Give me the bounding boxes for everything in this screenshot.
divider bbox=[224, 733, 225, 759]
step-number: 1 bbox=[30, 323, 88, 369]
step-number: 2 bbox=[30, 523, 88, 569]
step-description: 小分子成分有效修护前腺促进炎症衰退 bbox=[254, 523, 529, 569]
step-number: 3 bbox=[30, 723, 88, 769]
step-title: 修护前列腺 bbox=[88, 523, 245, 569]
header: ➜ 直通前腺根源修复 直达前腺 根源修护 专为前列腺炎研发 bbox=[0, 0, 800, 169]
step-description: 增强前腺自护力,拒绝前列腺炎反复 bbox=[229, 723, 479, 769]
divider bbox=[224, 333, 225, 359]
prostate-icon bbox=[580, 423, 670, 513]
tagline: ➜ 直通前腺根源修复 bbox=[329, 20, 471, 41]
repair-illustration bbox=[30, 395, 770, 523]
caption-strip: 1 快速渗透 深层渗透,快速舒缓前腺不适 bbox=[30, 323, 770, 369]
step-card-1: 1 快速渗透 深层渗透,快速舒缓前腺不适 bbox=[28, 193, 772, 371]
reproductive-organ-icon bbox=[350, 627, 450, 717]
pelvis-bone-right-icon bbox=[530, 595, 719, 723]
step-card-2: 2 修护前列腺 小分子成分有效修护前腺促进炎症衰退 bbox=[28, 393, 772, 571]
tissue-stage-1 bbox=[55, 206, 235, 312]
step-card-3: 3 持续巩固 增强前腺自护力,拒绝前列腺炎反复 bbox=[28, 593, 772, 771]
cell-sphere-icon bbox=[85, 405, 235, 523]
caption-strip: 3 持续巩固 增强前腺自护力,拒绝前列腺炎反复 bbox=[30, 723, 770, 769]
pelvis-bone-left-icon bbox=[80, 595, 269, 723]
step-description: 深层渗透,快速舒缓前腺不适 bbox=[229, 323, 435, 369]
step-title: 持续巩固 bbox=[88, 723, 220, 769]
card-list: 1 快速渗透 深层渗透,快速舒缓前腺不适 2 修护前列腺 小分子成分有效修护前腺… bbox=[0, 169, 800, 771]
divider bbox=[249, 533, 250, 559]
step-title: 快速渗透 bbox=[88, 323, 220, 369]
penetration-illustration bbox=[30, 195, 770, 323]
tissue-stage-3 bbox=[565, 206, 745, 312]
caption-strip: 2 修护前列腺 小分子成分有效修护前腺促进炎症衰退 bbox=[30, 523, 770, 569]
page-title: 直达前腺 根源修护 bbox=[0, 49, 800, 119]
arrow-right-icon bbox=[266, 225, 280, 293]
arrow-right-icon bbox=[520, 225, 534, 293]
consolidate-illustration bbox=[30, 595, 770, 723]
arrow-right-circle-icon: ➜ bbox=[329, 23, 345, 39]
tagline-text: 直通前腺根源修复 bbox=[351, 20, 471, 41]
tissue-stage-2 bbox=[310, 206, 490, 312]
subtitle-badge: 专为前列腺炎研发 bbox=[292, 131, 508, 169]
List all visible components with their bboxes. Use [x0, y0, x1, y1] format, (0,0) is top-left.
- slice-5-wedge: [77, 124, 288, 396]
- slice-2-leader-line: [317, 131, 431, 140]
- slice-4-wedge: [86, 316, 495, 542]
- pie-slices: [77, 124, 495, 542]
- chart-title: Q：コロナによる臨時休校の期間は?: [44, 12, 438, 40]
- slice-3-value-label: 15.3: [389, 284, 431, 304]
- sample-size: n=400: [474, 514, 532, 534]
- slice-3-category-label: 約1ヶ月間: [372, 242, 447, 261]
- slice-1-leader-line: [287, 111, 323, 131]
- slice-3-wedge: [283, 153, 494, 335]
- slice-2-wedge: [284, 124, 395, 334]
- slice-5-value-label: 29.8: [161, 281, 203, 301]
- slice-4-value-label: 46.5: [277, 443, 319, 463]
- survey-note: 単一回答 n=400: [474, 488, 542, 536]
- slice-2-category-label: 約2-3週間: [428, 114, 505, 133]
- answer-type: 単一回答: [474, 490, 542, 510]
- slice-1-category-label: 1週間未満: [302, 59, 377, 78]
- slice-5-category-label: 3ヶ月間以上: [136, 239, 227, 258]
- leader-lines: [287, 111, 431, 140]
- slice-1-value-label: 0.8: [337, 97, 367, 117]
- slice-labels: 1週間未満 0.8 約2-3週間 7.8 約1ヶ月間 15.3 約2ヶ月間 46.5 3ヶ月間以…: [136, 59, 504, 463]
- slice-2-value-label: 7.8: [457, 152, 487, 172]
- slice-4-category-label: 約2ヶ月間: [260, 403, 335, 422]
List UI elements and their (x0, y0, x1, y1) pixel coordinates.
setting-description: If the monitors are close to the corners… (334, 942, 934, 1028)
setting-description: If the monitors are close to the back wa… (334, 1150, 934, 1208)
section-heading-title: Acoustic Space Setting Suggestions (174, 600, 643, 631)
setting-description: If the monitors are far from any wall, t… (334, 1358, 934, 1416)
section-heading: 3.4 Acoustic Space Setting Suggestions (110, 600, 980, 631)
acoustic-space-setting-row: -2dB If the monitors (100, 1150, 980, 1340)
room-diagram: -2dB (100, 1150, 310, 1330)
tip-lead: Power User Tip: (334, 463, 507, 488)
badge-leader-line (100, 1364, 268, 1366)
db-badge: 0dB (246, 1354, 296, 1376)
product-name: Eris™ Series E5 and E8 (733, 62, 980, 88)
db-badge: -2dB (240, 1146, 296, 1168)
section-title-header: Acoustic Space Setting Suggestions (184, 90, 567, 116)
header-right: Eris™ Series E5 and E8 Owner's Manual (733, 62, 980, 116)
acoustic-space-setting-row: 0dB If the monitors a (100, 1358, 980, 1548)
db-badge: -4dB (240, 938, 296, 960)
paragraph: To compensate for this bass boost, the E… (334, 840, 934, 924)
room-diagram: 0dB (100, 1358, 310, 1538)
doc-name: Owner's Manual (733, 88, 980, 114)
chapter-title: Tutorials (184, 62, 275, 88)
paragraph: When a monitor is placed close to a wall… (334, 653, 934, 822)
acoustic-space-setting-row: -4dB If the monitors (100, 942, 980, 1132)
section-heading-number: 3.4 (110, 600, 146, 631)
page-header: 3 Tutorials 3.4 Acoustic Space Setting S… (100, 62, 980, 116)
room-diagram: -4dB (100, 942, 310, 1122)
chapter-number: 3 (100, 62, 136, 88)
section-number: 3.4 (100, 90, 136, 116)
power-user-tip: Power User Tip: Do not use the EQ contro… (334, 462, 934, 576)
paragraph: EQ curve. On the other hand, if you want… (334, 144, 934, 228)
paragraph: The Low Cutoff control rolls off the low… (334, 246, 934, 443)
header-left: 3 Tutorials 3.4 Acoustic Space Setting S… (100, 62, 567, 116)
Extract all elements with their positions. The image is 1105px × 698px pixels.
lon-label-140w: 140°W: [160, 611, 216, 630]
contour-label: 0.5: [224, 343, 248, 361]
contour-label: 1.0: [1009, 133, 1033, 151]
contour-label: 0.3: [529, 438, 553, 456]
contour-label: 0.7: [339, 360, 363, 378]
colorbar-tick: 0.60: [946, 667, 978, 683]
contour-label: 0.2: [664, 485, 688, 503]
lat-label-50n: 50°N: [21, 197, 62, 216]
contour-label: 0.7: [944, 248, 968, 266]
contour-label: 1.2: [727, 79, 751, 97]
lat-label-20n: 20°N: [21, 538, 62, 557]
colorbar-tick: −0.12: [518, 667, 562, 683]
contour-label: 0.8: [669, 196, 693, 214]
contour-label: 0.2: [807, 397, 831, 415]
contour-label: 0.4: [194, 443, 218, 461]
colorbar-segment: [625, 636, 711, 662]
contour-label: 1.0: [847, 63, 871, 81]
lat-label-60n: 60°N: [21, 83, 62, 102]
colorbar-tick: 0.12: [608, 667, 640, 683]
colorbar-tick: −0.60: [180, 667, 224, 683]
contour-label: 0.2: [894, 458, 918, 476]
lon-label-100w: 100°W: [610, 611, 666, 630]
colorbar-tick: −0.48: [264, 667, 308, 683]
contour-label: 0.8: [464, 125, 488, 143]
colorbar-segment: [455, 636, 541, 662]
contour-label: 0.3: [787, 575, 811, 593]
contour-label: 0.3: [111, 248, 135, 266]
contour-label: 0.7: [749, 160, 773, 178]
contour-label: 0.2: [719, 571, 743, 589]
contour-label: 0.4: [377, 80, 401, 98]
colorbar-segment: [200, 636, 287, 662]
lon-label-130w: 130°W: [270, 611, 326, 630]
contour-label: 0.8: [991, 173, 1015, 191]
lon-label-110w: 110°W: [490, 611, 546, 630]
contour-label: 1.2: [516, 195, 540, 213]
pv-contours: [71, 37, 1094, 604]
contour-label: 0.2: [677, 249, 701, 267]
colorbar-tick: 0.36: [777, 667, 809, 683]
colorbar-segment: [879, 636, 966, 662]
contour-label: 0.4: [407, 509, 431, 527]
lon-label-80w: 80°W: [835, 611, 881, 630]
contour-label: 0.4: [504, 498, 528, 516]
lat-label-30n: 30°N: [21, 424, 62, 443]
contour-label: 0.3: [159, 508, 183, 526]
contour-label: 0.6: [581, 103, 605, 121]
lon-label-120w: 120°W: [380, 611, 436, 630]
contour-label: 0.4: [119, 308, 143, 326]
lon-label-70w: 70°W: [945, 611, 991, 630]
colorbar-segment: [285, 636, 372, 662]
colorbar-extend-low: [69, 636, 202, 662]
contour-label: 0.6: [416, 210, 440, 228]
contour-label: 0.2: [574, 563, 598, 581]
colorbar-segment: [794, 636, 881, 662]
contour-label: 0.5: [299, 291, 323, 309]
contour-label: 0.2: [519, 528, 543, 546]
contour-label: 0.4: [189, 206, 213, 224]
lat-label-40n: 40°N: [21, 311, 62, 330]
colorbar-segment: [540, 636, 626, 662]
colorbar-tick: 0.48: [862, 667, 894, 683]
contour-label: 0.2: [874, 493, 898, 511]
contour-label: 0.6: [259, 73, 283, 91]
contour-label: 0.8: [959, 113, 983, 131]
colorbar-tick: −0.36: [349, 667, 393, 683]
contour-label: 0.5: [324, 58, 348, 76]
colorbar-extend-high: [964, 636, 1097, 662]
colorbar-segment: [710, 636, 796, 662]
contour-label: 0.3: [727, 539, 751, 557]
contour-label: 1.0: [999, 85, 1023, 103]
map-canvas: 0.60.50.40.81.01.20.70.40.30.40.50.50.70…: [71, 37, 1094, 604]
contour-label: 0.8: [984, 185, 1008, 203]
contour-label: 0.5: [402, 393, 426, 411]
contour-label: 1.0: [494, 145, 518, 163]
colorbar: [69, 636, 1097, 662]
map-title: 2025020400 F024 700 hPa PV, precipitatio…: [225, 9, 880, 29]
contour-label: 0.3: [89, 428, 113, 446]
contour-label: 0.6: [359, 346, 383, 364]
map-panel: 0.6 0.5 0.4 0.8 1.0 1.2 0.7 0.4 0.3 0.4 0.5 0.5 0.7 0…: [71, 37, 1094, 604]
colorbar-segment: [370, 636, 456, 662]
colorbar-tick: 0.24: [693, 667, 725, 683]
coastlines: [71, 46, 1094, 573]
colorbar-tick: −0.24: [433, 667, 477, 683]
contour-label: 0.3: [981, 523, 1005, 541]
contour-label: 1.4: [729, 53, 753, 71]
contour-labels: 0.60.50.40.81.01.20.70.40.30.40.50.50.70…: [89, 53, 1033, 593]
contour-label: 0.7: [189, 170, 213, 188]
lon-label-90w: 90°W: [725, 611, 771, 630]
· · · ·
◆ **WHAT IS NEEDED**
Reproduce the data verbatim from its first line through the line containing "penetration-illustration bbox=[30, 195, 770, 323]", both included.

◆ **FULL RESPONSE**
Give me the bounding boxes for everything in this screenshot.
divider bbox=[224, 733, 225, 759]
step-number: 1 bbox=[30, 323, 88, 369]
step-number: 2 bbox=[30, 523, 88, 569]
step-description: 小分子成分有效修护前腺促进炎症衰退 bbox=[254, 523, 529, 569]
step-number: 3 bbox=[30, 723, 88, 769]
step-title: 修护前列腺 bbox=[88, 523, 245, 569]
header: ➜ 直通前腺根源修复 直达前腺 根源修护 专为前列腺炎研发 bbox=[0, 0, 800, 169]
step-description: 增强前腺自护力,拒绝前列腺炎反复 bbox=[229, 723, 479, 769]
divider bbox=[224, 333, 225, 359]
prostate-icon bbox=[580, 423, 670, 513]
tagline: ➜ 直通前腺根源修复 bbox=[329, 20, 471, 41]
repair-illustration bbox=[30, 395, 770, 523]
caption-strip: 1 快速渗透 深层渗透,快速舒缓前腺不适 bbox=[30, 323, 770, 369]
step-card-1: 1 快速渗透 深层渗透,快速舒缓前腺不适 bbox=[28, 193, 772, 371]
reproductive-organ-icon bbox=[350, 627, 450, 717]
pelvis-bone-right-icon bbox=[530, 595, 719, 723]
step-card-2: 2 修护前列腺 小分子成分有效修护前腺促进炎症衰退 bbox=[28, 393, 772, 571]
tissue-stage-1 bbox=[55, 206, 235, 312]
step-card-3: 3 持续巩固 增强前腺自护力,拒绝前列腺炎反复 bbox=[28, 593, 772, 771]
cell-sphere-icon bbox=[85, 405, 235, 523]
caption-strip: 3 持续巩固 增强前腺自护力,拒绝前列腺炎反复 bbox=[30, 723, 770, 769]
pelvis-bone-left-icon bbox=[80, 595, 269, 723]
step-description: 深层渗透,快速舒缓前腺不适 bbox=[229, 323, 435, 369]
step-title: 持续巩固 bbox=[88, 723, 220, 769]
card-list: 1 快速渗透 深层渗透,快速舒缓前腺不适 2 修护前列腺 小分子成分有效修护前腺… bbox=[0, 169, 800, 771]
divider bbox=[249, 533, 250, 559]
step-title: 快速渗透 bbox=[88, 323, 220, 369]
penetration-illustration bbox=[30, 195, 770, 323]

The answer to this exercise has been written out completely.